— begin RECORDS —

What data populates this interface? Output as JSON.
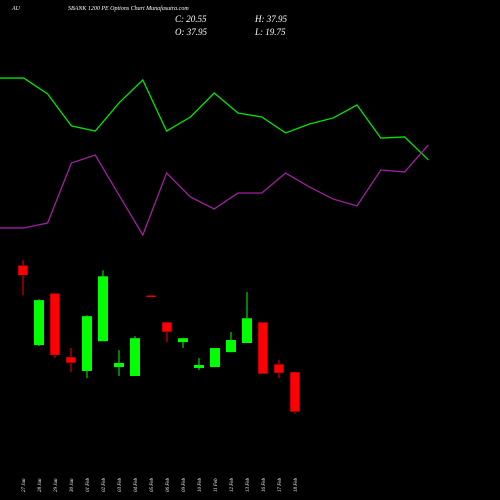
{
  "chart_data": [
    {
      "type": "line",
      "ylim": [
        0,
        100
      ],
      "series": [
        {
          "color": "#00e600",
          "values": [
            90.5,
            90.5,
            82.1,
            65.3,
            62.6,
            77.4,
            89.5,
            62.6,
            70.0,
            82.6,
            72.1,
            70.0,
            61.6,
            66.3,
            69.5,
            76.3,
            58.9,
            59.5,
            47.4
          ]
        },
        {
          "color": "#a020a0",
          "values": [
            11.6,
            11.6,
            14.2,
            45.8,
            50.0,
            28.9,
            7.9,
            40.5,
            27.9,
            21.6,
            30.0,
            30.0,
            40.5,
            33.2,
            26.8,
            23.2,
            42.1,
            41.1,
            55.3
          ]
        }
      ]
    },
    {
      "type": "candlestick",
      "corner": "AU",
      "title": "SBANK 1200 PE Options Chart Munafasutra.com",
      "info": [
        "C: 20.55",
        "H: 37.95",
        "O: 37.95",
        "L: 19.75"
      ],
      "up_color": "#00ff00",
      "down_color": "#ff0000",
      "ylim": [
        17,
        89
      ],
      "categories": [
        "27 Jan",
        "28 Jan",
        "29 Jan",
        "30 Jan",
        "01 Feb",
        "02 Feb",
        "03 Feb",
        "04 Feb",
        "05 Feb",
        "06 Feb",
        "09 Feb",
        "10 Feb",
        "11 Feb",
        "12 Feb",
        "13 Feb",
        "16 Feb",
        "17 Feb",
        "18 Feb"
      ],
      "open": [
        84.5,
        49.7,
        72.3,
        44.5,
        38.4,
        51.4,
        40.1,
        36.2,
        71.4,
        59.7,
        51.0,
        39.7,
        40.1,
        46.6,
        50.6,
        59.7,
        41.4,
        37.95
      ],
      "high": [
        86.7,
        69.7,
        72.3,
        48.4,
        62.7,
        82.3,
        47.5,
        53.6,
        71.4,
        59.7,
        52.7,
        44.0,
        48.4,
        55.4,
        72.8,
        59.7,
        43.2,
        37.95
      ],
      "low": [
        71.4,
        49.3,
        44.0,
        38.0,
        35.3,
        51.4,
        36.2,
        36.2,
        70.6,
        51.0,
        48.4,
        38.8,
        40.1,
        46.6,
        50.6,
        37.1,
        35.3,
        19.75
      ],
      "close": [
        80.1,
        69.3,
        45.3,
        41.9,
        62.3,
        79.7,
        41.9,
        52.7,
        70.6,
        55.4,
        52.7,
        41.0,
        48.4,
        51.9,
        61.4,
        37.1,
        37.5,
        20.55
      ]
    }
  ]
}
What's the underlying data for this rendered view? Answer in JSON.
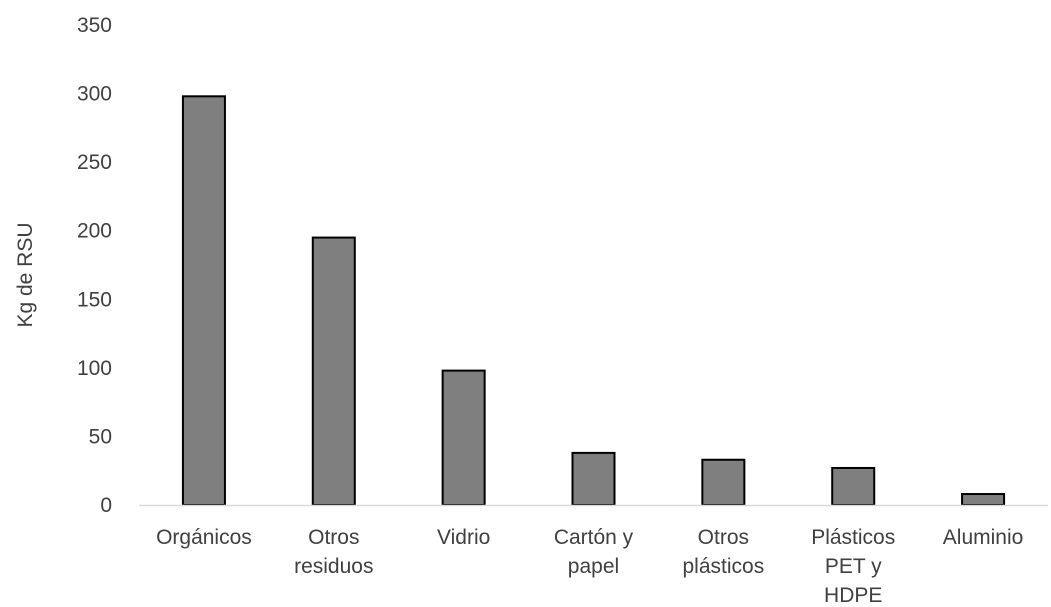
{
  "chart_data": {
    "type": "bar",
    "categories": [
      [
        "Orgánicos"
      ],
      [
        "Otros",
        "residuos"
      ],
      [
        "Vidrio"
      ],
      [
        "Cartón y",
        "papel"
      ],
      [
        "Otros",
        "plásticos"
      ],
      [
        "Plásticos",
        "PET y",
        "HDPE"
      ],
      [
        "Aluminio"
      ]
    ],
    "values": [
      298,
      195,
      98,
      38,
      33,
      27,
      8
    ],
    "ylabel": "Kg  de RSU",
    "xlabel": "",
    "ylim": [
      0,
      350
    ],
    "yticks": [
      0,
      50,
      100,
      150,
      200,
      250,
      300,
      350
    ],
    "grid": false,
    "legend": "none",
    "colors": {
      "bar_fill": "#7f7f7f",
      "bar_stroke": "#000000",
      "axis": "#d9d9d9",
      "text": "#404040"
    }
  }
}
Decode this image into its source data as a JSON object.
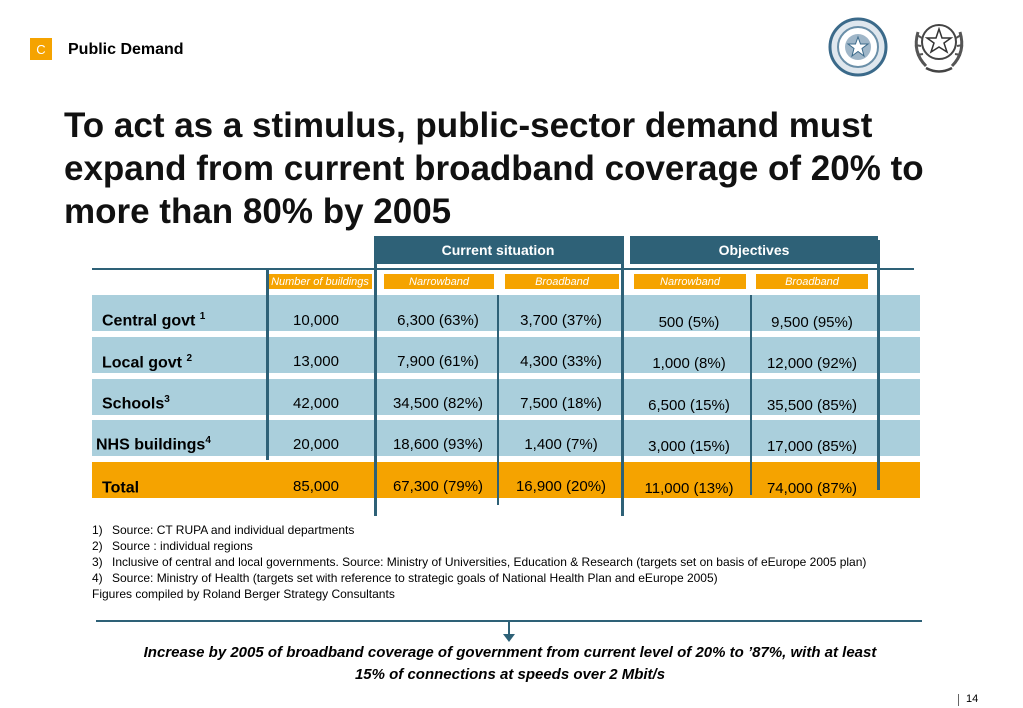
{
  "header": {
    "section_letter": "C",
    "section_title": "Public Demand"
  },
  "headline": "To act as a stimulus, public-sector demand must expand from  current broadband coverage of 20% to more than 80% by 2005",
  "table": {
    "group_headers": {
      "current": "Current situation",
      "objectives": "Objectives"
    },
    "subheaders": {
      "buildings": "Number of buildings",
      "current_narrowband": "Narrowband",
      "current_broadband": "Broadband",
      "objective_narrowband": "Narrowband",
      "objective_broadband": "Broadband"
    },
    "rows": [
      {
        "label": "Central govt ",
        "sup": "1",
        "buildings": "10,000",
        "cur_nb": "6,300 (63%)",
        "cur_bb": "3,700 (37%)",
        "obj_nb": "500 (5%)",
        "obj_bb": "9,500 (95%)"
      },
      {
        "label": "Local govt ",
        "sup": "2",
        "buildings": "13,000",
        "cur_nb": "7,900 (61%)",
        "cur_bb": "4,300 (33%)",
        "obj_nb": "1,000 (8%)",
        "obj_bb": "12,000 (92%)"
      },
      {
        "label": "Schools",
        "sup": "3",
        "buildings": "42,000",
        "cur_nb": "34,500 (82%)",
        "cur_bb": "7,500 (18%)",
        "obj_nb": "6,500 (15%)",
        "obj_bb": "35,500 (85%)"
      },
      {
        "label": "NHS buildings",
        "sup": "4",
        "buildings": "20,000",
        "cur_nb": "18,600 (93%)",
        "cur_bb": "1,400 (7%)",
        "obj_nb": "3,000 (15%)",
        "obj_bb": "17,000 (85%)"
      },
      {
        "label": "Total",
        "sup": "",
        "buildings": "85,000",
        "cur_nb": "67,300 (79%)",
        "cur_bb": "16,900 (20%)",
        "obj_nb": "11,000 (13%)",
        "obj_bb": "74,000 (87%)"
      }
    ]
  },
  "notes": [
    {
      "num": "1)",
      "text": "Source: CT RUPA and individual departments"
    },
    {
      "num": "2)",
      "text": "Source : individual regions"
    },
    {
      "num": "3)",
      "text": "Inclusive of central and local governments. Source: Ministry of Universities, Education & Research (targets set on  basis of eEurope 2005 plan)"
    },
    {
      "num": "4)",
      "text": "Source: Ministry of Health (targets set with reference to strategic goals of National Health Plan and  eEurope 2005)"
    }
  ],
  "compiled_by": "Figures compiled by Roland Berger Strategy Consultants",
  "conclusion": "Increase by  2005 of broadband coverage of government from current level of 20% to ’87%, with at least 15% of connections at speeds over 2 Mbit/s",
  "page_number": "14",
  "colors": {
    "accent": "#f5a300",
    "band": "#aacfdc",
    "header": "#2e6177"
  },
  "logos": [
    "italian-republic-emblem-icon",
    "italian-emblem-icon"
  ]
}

— end RECORDS —

Return all the entries word for word, but omit any pictures they contain.

• THE COMPLETED TASK
What data populates this interface? Output as JSON.
{
  "chart_data": [
    {
      "type": "line",
      "ylim": [
        0,
        100
      ],
      "series": [
        {
          "color": "#00e600",
          "values": [
            90.5,
            90.5,
            82.1,
            65.3,
            62.6,
            77.4,
            89.5,
            62.6,
            70.0,
            82.6,
            72.1,
            70.0,
            61.6,
            66.3,
            69.5,
            76.3,
            58.9,
            59.5,
            47.4
          ]
        },
        {
          "color": "#a020a0",
          "values": [
            11.6,
            11.6,
            14.2,
            45.8,
            50.0,
            28.9,
            7.9,
            40.5,
            27.9,
            21.6,
            30.0,
            30.0,
            40.5,
            33.2,
            26.8,
            23.2,
            42.1,
            41.1,
            55.3
          ]
        }
      ]
    },
    {
      "type": "candlestick",
      "corner": "AU",
      "title": "SBANK 1200 PE Options Chart Munafasutra.com",
      "info": [
        "C: 20.55",
        "H: 37.95",
        "O: 37.95",
        "L: 19.75"
      ],
      "up_color": "#00ff00",
      "down_color": "#ff0000",
      "ylim": [
        17,
        89
      ],
      "categories": [
        "27 Jan",
        "28 Jan",
        "29 Jan",
        "30 Jan",
        "01 Feb",
        "02 Feb",
        "03 Feb",
        "04 Feb",
        "05 Feb",
        "06 Feb",
        "09 Feb",
        "10 Feb",
        "11 Feb",
        "12 Feb",
        "13 Feb",
        "16 Feb",
        "17 Feb",
        "18 Feb"
      ],
      "open": [
        84.5,
        49.7,
        72.3,
        44.5,
        38.4,
        51.4,
        40.1,
        36.2,
        71.4,
        59.7,
        51.0,
        39.7,
        40.1,
        46.6,
        50.6,
        59.7,
        41.4,
        37.95
      ],
      "high": [
        86.7,
        69.7,
        72.3,
        48.4,
        62.7,
        82.3,
        47.5,
        53.6,
        71.4,
        59.7,
        52.7,
        44.0,
        48.4,
        55.4,
        72.8,
        59.7,
        43.2,
        37.95
      ],
      "low": [
        71.4,
        49.3,
        44.0,
        38.0,
        35.3,
        51.4,
        36.2,
        36.2,
        70.6,
        51.0,
        48.4,
        38.8,
        40.1,
        46.6,
        50.6,
        37.1,
        35.3,
        19.75
      ],
      "close": [
        80.1,
        69.3,
        45.3,
        41.9,
        62.3,
        79.7,
        41.9,
        52.7,
        70.6,
        55.4,
        52.7,
        41.0,
        48.4,
        51.9,
        61.4,
        37.1,
        37.5,
        20.55
      ]
    }
  ]
}
What's the underlying data for this rendered view? Answer in JSON.
{
  "chart_data": {
    "type": "bar",
    "categories": [
      [
        "Orgánicos"
      ],
      [
        "Otros",
        "residuos"
      ],
      [
        "Vidrio"
      ],
      [
        "Cartón y",
        "papel"
      ],
      [
        "Otros",
        "plásticos"
      ],
      [
        "Plásticos",
        "PET y",
        "HDPE"
      ],
      [
        "Aluminio"
      ]
    ],
    "values": [
      298,
      195,
      98,
      38,
      33,
      27,
      8
    ],
    "ylabel": "Kg  de RSU",
    "xlabel": "",
    "ylim": [
      0,
      350
    ],
    "yticks": [
      0,
      50,
      100,
      150,
      200,
      250,
      300,
      350
    ],
    "grid": false,
    "legend": "none",
    "colors": {
      "bar_fill": "#7f7f7f",
      "bar_stroke": "#000000",
      "axis": "#d9d9d9",
      "text": "#404040"
    }
  }
}
Decode this image into its source data as a JSON object.
{
  "header": {
    "section_letter": "C",
    "section_title": "Public Demand"
  },
  "headline": "To act as a stimulus, public-sector demand must expand from  current broadband coverage of 20% to more than 80% by 2005",
  "table": {
    "group_headers": {
      "current": "Current situation",
      "objectives": "Objectives"
    },
    "subheaders": {
      "buildings": "Number of buildings",
      "current_narrowband": "Narrowband",
      "current_broadband": "Broadband",
      "objective_narrowband": "Narrowband",
      "objective_broadband": "Broadband"
    },
    "rows": [
      {
        "label": "Central govt ",
        "sup": "1",
        "buildings": "10,000",
        "cur_nb": "6,300 (63%)",
        "cur_bb": "3,700 (37%)",
        "obj_nb": "500 (5%)",
        "obj_bb": "9,500 (95%)"
      },
      {
        "label": "Local govt ",
        "sup": "2",
        "buildings": "13,000",
        "cur_nb": "7,900 (61%)",
        "cur_bb": "4,300 (33%)",
        "obj_nb": "1,000 (8%)",
        "obj_bb": "12,000 (92%)"
      },
      {
        "label": "Schools",
        "sup": "3",
        "buildings": "42,000",
        "cur_nb": "34,500 (82%)",
        "cur_bb": "7,500 (18%)",
        "obj_nb": "6,500 (15%)",
        "obj_bb": "35,500 (85%)"
      },
      {
        "label": "NHS buildings",
        "sup": "4",
        "buildings": "20,000",
        "cur_nb": "18,600 (93%)",
        "cur_bb": "1,400 (7%)",
        "obj_nb": "3,000 (15%)",
        "obj_bb": "17,000 (85%)"
      },
      {
        "label": "Total",
        "sup": "",
        "buildings": "85,000",
        "cur_nb": "67,300 (79%)",
        "cur_bb": "16,900 (20%)",
        "obj_nb": "11,000 (13%)",
        "obj_bb": "74,000 (87%)"
      }
    ]
  },
  "notes": [
    {
      "num": "1)",
      "text": "Source: CT RUPA and individual departments"
    },
    {
      "num": "2)",
      "text": "Source : individual regions"
    },
    {
      "num": "3)",
      "text": "Inclusive of central and local governments. Source: Ministry of Universities, Education & Research (targets set on  basis of eEurope 2005 plan)"
    },
    {
      "num": "4)",
      "text": "Source: Ministry of Health (targets set with reference to strategic goals of National Health Plan and  eEurope 2005)"
    }
  ],
  "compiled_by": "Figures compiled by Roland Berger Strategy Consultants",
  "conclusion": "Increase by  2005 of broadband coverage of government from current level of 20% to ’87%, with at least 15% of connections at speeds over 2 Mbit/s",
  "page_number": "14",
  "colors": {
    "accent": "#f5a300",
    "band": "#aacfdc",
    "header": "#2e6177"
  },
  "logos": [
    "italian-republic-emblem-icon",
    "italian-emblem-icon"
  ]
}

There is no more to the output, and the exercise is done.